- Given task:
Read the records below and copy each line that contains "Arbeitsbühnen".

· · · · ·

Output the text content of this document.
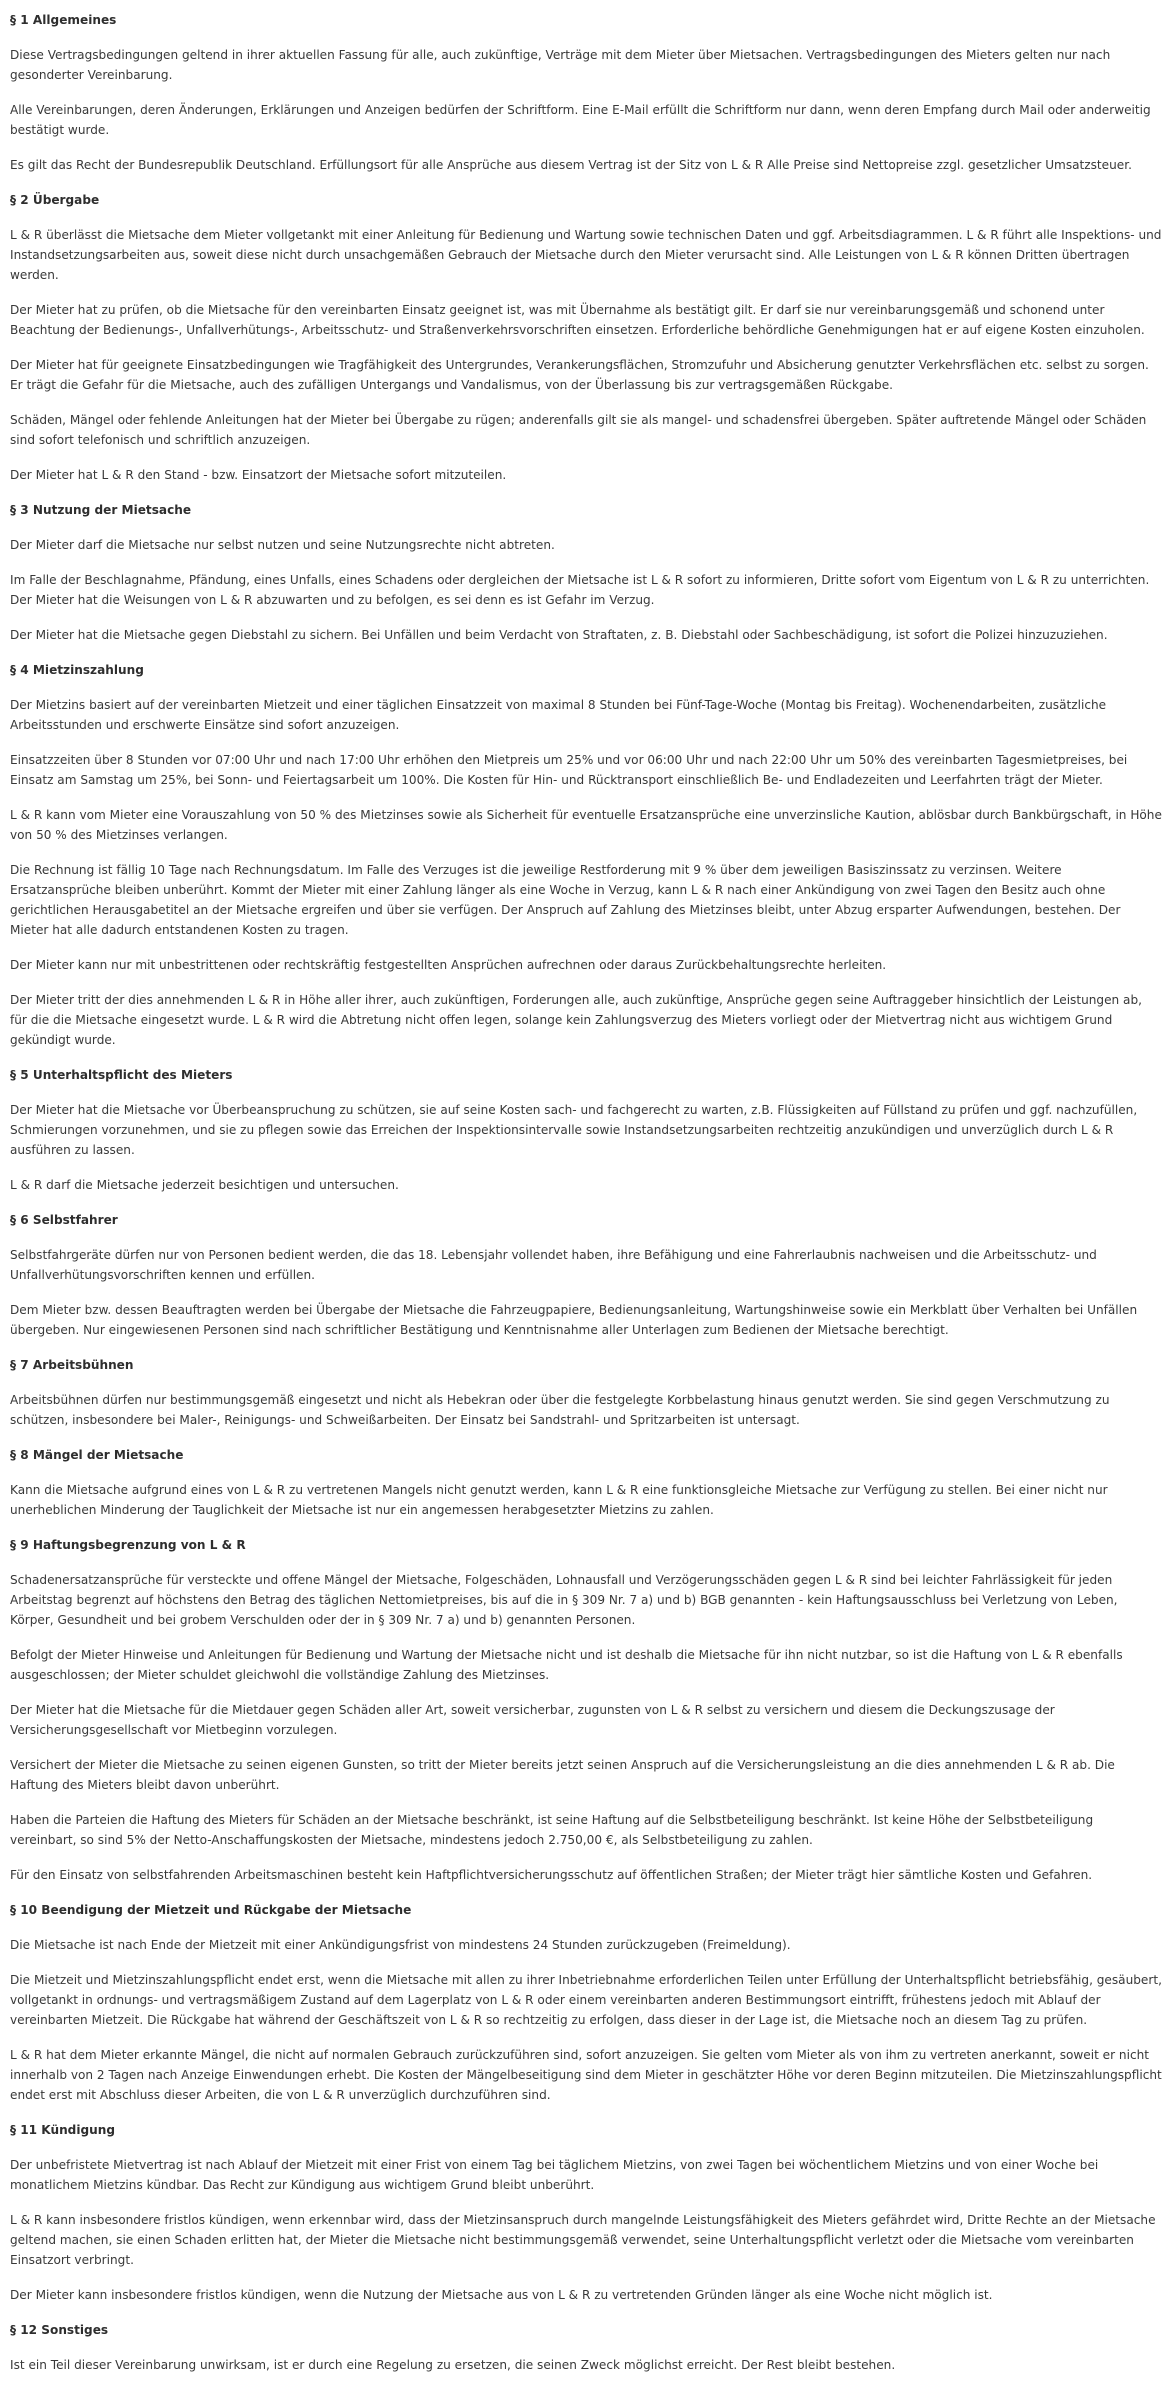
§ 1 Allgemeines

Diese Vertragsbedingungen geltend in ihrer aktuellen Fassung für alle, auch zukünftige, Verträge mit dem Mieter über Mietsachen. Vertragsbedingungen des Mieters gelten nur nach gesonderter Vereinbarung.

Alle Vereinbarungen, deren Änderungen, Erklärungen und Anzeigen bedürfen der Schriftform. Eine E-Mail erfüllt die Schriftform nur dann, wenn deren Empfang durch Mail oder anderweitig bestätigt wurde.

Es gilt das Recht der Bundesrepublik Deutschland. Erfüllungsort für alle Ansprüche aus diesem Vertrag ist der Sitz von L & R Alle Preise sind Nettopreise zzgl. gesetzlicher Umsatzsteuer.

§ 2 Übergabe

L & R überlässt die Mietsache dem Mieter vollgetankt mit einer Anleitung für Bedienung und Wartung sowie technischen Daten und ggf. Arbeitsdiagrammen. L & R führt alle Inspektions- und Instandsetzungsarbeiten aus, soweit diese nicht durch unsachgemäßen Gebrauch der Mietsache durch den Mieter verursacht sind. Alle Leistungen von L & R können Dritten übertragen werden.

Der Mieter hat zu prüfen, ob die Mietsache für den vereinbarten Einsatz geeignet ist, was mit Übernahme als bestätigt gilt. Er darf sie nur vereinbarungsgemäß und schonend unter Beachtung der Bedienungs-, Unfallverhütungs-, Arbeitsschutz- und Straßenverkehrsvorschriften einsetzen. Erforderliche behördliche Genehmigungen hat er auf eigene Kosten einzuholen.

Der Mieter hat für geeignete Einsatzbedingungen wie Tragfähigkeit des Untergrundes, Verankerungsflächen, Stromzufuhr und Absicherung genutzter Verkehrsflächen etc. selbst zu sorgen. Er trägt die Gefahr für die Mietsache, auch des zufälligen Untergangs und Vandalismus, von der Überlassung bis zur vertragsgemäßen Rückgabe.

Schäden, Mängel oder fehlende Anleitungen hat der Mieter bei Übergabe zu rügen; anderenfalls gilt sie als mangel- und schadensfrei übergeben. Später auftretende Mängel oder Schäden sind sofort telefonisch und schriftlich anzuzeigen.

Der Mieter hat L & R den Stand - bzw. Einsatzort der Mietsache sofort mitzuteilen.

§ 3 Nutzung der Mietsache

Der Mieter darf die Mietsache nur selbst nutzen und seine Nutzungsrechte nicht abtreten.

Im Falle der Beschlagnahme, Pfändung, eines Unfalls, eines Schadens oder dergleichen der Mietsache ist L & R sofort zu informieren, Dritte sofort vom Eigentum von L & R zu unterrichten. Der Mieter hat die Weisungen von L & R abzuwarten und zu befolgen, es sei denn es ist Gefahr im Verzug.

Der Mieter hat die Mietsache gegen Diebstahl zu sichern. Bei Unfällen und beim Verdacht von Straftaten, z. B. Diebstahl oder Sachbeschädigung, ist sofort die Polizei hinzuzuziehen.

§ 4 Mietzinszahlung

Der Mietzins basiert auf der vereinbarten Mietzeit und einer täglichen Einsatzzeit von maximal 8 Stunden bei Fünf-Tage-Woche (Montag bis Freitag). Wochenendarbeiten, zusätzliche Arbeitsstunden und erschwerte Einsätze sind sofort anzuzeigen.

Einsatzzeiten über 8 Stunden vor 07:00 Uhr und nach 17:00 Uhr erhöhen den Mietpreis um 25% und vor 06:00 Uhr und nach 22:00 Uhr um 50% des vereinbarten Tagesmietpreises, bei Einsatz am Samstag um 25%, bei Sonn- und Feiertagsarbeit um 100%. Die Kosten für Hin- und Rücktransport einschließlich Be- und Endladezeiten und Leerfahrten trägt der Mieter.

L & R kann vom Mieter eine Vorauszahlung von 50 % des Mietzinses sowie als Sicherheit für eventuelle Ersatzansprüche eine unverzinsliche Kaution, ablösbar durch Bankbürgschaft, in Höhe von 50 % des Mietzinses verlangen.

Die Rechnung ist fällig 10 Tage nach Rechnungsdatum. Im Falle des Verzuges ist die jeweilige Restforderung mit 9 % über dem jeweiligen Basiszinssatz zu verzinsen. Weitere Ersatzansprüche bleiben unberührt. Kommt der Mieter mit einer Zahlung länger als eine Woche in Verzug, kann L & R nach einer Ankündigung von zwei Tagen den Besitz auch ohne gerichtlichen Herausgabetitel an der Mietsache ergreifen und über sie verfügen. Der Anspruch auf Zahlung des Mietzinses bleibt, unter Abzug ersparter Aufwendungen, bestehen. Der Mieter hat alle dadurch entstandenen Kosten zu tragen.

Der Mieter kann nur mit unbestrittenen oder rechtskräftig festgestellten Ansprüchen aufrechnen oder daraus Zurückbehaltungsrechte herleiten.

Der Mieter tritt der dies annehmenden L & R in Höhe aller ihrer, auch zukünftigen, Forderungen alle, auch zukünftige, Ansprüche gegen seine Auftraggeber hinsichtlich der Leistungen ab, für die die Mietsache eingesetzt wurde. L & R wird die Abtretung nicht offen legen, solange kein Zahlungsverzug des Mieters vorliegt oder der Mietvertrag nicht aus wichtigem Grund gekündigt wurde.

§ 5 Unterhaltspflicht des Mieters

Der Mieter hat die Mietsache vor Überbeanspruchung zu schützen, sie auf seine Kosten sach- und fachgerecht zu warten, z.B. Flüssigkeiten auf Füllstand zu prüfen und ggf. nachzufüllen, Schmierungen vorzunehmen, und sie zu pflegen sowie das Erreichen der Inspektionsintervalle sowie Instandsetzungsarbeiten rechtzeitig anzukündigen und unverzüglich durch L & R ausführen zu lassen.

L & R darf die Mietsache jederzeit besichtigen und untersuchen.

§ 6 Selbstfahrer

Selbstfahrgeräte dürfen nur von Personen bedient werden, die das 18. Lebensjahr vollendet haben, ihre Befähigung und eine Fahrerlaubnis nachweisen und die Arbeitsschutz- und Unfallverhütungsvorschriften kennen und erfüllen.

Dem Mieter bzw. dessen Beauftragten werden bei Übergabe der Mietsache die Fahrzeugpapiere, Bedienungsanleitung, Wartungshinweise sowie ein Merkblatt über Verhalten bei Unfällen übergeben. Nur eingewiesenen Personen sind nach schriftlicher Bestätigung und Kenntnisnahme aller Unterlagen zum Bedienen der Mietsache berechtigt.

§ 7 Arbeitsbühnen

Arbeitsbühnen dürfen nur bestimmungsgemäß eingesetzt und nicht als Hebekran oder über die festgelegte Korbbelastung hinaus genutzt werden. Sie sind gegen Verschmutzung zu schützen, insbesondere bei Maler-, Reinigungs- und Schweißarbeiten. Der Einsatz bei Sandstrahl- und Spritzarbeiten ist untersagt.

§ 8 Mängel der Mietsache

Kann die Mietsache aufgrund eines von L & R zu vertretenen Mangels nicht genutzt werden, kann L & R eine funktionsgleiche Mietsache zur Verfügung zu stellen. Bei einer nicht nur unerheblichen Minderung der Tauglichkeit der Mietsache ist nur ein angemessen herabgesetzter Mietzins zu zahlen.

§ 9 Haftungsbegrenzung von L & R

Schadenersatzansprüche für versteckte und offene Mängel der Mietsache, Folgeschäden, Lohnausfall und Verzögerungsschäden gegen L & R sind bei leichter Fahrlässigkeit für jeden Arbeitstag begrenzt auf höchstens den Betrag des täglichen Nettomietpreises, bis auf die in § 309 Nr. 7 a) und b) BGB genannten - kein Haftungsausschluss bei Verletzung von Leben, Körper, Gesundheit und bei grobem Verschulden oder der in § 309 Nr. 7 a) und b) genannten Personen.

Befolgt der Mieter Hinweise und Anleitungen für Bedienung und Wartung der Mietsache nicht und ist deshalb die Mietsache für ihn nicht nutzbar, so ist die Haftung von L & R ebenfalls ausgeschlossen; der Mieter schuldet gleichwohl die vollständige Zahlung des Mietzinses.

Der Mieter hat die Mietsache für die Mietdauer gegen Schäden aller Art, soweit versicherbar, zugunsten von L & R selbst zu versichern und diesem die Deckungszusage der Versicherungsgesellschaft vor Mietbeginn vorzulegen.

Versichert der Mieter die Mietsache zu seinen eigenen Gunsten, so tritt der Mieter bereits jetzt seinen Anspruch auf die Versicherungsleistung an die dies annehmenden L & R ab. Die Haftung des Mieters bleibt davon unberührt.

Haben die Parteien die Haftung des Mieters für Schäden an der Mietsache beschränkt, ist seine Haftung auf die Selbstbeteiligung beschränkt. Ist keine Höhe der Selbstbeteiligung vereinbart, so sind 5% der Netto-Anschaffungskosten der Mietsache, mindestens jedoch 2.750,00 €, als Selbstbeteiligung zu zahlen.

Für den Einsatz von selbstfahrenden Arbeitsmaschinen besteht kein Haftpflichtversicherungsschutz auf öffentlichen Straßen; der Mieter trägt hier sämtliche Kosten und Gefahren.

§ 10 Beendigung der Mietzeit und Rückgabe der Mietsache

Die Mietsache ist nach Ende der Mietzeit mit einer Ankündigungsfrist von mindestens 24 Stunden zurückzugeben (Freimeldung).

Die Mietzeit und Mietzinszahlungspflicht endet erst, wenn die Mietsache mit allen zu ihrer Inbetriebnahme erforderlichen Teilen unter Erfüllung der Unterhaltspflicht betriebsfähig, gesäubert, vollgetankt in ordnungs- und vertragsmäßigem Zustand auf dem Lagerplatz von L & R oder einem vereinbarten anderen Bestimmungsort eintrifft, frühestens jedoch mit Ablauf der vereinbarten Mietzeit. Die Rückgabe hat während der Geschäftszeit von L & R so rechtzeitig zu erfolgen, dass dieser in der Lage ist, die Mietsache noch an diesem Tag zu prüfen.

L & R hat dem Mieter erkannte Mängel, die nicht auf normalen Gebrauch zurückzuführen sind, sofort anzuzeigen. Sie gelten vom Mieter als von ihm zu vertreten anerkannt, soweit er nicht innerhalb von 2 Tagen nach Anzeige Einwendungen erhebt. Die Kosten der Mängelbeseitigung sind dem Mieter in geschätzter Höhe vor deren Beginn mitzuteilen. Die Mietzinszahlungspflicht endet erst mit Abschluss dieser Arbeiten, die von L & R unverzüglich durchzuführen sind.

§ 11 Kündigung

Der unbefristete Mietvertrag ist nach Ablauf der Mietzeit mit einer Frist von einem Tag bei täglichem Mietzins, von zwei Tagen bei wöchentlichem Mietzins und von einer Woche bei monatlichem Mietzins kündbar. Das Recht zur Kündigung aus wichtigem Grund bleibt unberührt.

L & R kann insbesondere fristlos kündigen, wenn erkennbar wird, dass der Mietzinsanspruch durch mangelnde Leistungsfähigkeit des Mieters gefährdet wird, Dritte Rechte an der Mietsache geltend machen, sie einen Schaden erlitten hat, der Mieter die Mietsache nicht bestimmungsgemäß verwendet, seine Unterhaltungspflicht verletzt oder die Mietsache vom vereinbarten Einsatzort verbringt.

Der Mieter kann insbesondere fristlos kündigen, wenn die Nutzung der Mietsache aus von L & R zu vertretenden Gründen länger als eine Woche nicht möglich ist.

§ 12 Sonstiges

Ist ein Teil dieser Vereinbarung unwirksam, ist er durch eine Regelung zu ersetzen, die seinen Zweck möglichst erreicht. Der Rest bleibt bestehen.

· · · · ·

- Output for this exercise:
§ 7 Arbeitsbühnen
Arbeitsbühnen dürfen nur bestimmungsgemäß eingesetzt und nicht als Hebekran oder über die festgelegte Korbbelastung hinaus genutzt werden. Sie sind gegen Verschmutzung zu schützen, insbesondere bei Maler-, Reinigungs- und Schweißarbeiten. Der Einsatz bei Sandstrahl- und Spritzarbeiten ist untersagt.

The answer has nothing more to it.